Pick out each line of the records in which the word "Soil" appears.

++++++++

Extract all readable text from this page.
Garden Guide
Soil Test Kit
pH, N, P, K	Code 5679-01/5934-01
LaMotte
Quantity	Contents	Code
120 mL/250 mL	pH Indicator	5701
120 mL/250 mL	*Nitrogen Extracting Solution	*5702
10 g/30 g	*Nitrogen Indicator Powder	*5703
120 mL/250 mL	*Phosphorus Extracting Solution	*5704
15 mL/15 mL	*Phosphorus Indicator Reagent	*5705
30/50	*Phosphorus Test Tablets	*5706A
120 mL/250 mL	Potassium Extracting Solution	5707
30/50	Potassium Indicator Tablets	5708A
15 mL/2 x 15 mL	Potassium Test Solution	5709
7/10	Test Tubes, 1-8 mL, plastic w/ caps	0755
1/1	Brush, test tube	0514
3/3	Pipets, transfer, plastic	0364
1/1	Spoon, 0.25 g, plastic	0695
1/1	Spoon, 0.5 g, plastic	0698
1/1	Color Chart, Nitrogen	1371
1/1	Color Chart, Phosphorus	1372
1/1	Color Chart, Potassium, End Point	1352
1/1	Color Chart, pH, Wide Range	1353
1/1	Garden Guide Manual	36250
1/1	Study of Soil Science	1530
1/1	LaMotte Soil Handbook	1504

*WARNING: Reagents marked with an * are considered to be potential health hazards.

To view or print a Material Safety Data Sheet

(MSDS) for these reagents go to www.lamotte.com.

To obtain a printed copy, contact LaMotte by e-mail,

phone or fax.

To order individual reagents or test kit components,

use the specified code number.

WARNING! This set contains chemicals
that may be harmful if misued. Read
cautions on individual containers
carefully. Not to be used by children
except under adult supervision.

++++++++

▸ **Answer for this exercise**
Soil Test Kit
1/1	Study of Soil Science	1530
1/1	LaMotte Soil Handbook	1504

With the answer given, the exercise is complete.